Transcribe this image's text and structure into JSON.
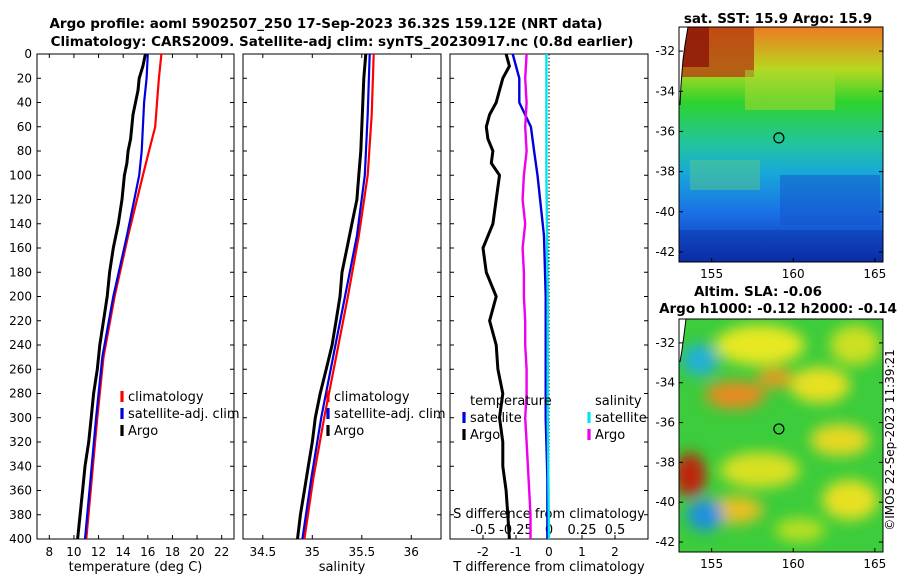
{
  "header": {
    "line1": "Argo profile: aoml 5902507_250 17-Sep-2023 36.32S 159.12E (NRT data)",
    "line2": "Climatology: CARS2009. Satellite-adj clim: synTS_20230917.nc (0.8d earlier)"
  },
  "colors": {
    "climatology": "#ff0000",
    "satellite": "#0000dd",
    "argo": "#000000",
    "argo_salinity_diff": "#ee00ee",
    "satellite_salinity_diff": "#00e5ee",
    "zero_line": "#000000"
  },
  "chart_data": [
    {
      "type": "line",
      "id": "temperature",
      "xlabel": "temperature (deg C)",
      "ylabel": "",
      "xlim": [
        7,
        23
      ],
      "ylim": [
        400,
        0
      ],
      "xticks": [
        8,
        10,
        12,
        14,
        16,
        18,
        20,
        22
      ],
      "yticks": [
        0,
        20,
        40,
        60,
        80,
        100,
        120,
        140,
        160,
        180,
        200,
        220,
        240,
        260,
        280,
        300,
        320,
        340,
        360,
        380,
        400
      ],
      "legend": [
        "climatology",
        "satellite-adj. clim",
        "Argo"
      ],
      "series": [
        {
          "name": "climatology",
          "depth": [
            0,
            20,
            40,
            60,
            80,
            100,
            150,
            200,
            250,
            300,
            350,
            400
          ],
          "values": [
            17.1,
            16.9,
            16.75,
            16.6,
            16.1,
            15.6,
            14.4,
            13.3,
            12.4,
            11.9,
            11.45,
            11.0
          ]
        },
        {
          "name": "satellite-adj. clim",
          "depth": [
            0,
            20,
            40,
            60,
            80,
            100,
            150,
            200,
            250,
            300,
            350,
            400
          ],
          "values": [
            16.0,
            15.9,
            15.7,
            15.6,
            15.5,
            15.3,
            14.3,
            13.2,
            12.3,
            11.8,
            11.35,
            10.9
          ]
        },
        {
          "name": "Argo",
          "depth": [
            0,
            10,
            20,
            30,
            40,
            50,
            60,
            70,
            80,
            90,
            100,
            120,
            140,
            160,
            180,
            200,
            220,
            240,
            260,
            280,
            300,
            320,
            340,
            360,
            380,
            400
          ],
          "values": [
            15.8,
            15.6,
            15.3,
            15.2,
            15.0,
            14.8,
            14.7,
            14.6,
            14.4,
            14.3,
            14.1,
            13.9,
            13.6,
            13.2,
            12.9,
            12.7,
            12.4,
            12.1,
            11.9,
            11.6,
            11.4,
            11.2,
            10.9,
            10.7,
            10.5,
            10.3
          ]
        }
      ]
    },
    {
      "type": "line",
      "id": "salinity",
      "xlabel": "salinity",
      "xlim": [
        34.3,
        36.3
      ],
      "ylim": [
        400,
        0
      ],
      "xticks": [
        34.5,
        35,
        35.5,
        36
      ],
      "legend": [
        "climatology",
        "satellite-adj. clim",
        "Argo"
      ],
      "series": [
        {
          "name": "climatology",
          "depth": [
            0,
            50,
            100,
            150,
            200,
            250,
            300,
            350,
            400
          ],
          "values": [
            35.62,
            35.6,
            35.56,
            35.47,
            35.36,
            35.24,
            35.12,
            35.01,
            34.92
          ]
        },
        {
          "name": "satellite-adj. clim",
          "depth": [
            0,
            50,
            100,
            150,
            200,
            250,
            300,
            350,
            400
          ],
          "values": [
            35.58,
            35.56,
            35.53,
            35.45,
            35.33,
            35.21,
            35.09,
            34.99,
            34.9
          ]
        },
        {
          "name": "Argo",
          "depth": [
            0,
            20,
            40,
            60,
            80,
            100,
            120,
            140,
            160,
            180,
            200,
            220,
            240,
            260,
            280,
            300,
            320,
            340,
            360,
            380,
            400
          ],
          "values": [
            35.54,
            35.52,
            35.51,
            35.5,
            35.49,
            35.47,
            35.45,
            35.4,
            35.35,
            35.3,
            35.28,
            35.24,
            35.2,
            35.14,
            35.08,
            35.03,
            35.0,
            34.96,
            34.92,
            34.88,
            34.85
          ]
        }
      ]
    },
    {
      "type": "line",
      "id": "difference",
      "xlabel": "T difference from climatology",
      "xlabel_top": "S difference from climatology",
      "xlim": [
        -3,
        3
      ],
      "xticks": [
        -2,
        -1,
        0,
        1,
        2
      ],
      "xlim_salinity": [
        -0.75,
        0.75
      ],
      "xticks_salinity_labels": [
        "-0.5",
        "-0.25",
        "0",
        "0.25",
        "0.5"
      ],
      "ylim": [
        400,
        0
      ],
      "legend_temperature_title": "temperature",
      "legend_salinity_title": "salinity",
      "legend_temperature": [
        "satellite",
        "Argo"
      ],
      "legend_salinity": [
        "satellite",
        "Argo"
      ],
      "series": [
        {
          "name": "satellite T",
          "depth": [
            0,
            20,
            40,
            60,
            80,
            100,
            150,
            200,
            250,
            300,
            350,
            400
          ],
          "values": [
            -1.1,
            -0.9,
            -0.9,
            -0.55,
            -0.45,
            -0.35,
            -0.15,
            -0.1,
            -0.1,
            -0.1,
            -0.05,
            -0.05
          ]
        },
        {
          "name": "Argo T",
          "depth": [
            0,
            10,
            20,
            30,
            40,
            50,
            60,
            70,
            80,
            90,
            100,
            120,
            140,
            160,
            180,
            200,
            220,
            240,
            260,
            280,
            300,
            320,
            340,
            360,
            380,
            400
          ],
          "values": [
            -1.3,
            -1.2,
            -1.4,
            -1.5,
            -1.6,
            -1.8,
            -1.9,
            -1.85,
            -1.7,
            -1.75,
            -1.5,
            -1.6,
            -1.7,
            -2.0,
            -1.9,
            -1.6,
            -1.8,
            -1.6,
            -1.55,
            -1.4,
            -1.5,
            -1.4,
            -1.4,
            -1.3,
            -1.25,
            -1.2
          ]
        },
        {
          "name": "satellite S",
          "depth": [
            0,
            100,
            200,
            300,
            400
          ],
          "values": [
            -0.02,
            -0.02,
            -0.01,
            -0.01,
            0.0
          ]
        },
        {
          "name": "Argo S",
          "depth": [
            0,
            20,
            40,
            60,
            80,
            100,
            120,
            140,
            160,
            180,
            200,
            220,
            240,
            260,
            280,
            300,
            320,
            340,
            360,
            380,
            400
          ],
          "values": [
            -0.17,
            -0.18,
            -0.17,
            -0.18,
            -0.17,
            -0.19,
            -0.2,
            -0.18,
            -0.2,
            -0.19,
            -0.19,
            -0.18,
            -0.18,
            -0.17,
            -0.17,
            -0.18,
            -0.17,
            -0.16,
            -0.15,
            -0.14,
            -0.14
          ]
        }
      ]
    },
    {
      "type": "heatmap",
      "id": "sst_map",
      "title": "sat. SST: 15.9 Argo: 15.9",
      "xlim": [
        153,
        165.5
      ],
      "ylim": [
        -42.5,
        -30.8
      ],
      "xticks": [
        155,
        160,
        165
      ],
      "yticks": [
        -32,
        -34,
        -36,
        -38,
        -40,
        -42
      ],
      "argo_position": {
        "lon": 159.12,
        "lat": -36.32
      }
    },
    {
      "type": "heatmap",
      "id": "sla_map",
      "title_line1": "Altim. SLA: -0.06",
      "title_line2": "Argo h1000: -0.12 h2000: -0.14",
      "xlim": [
        153,
        165.5
      ],
      "ylim": [
        -42.5,
        -30.8
      ],
      "xticks": [
        155,
        160,
        165
      ],
      "yticks": [
        -32,
        -34,
        -36,
        -38,
        -40,
        -42
      ],
      "argo_position": {
        "lon": 159.12,
        "lat": -36.32
      }
    }
  ],
  "footer": {
    "credit": "©IMOS 22-Sep-2023 11:39:21"
  }
}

Written task: Within the data above, pick out all lines holding the word "name".

Reply to the exercise:
          "name": "climatology",
          "name": "satellite-adj. clim",
          "name": "Argo",
          "name": "climatology",
          "name": "satellite-adj. clim",
          "name": "Argo",
          "name": "satellite T",
          "name": "Argo T",
          "name": "satellite S",
          "name": "Argo S",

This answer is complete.